# Description of the task
Sift the listing for lines that hold the string "yiladigan" and pull them out.

Collected data entries:
○ ○ ○ ○ ○
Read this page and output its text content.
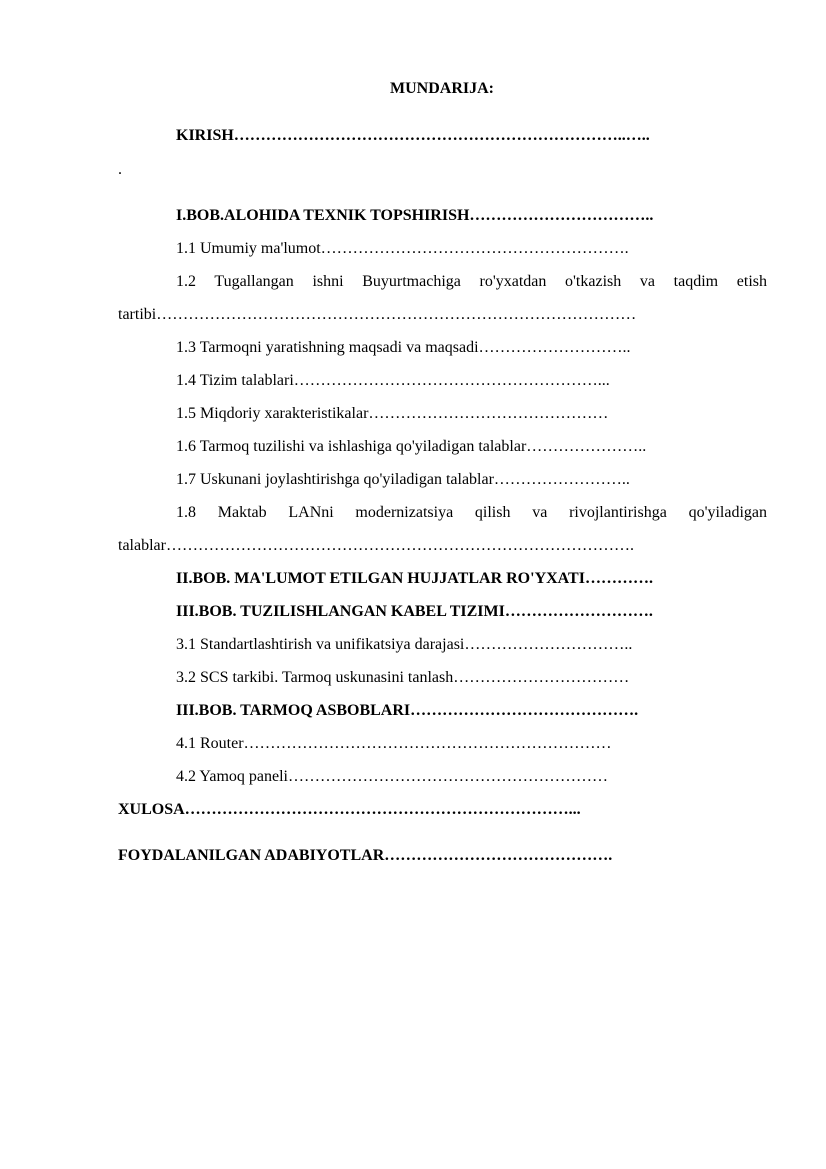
MUNDARIJA:
KIRISH………………………………………………………………..…..
.
I.BOB.ALOHIDA TEXNIK TOPSHIRISH……………………………..
1.1 Umumiy ma'lumot………………………………………………….
1.2 Tugallangan ishni Buyurtmachiga ro'yxatdan o'tkazish va taqdim etish
tartibi………………………………………………………………………………
1.3 Tarmoqni yaratishning maqsadi va maqsadi………………………..
1.4 Tizim talablari…………………………………………………...
1.5 Miqdoriy xarakteristikalar………………………………………
1.6 Tarmoq tuzilishi va ishlashiga qo'yiladigan talablar…………………..
1.7 Uskunani joylashtirishga qo'yiladigan talablar……………………..
1.8 Maktab LANni modernizatsiya qilish va rivojlantirishga qo'yiladigan
talablar…………………………………………………………………………….
II.BOB. MA'LUMOT ETILGAN HUJJATLAR RO'YXATI………….
III.BOB. TUZILISHLANGAN KABEL TIZIMI……………………….
3.1 Standartlashtirish va unifikatsiya darajasi…………………………..
3.2 SCS tarkibi. Tarmoq uskunasini tanlash……………………………
III.BOB. TARMOQ ASBOBLARI…………………………………….
4.1 Router……………………………………………………………
4.2 Yamoq paneli……………………………………………………
XULOSA………………………………………………………………...
FOYDALANILGAN ADABIYOTLAR…………………………………….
○ ○ ○ ○ ○
# Answer in full
1.6 Tarmoq tuzilishi va ishlashiga qo'yiladigan talablar…………………..
1.7 Uskunani joylashtirishga qo'yiladigan talablar……………………..
1.8 Maktab LANni modernizatsiya qilish va rivojlantirishga qo'yiladigan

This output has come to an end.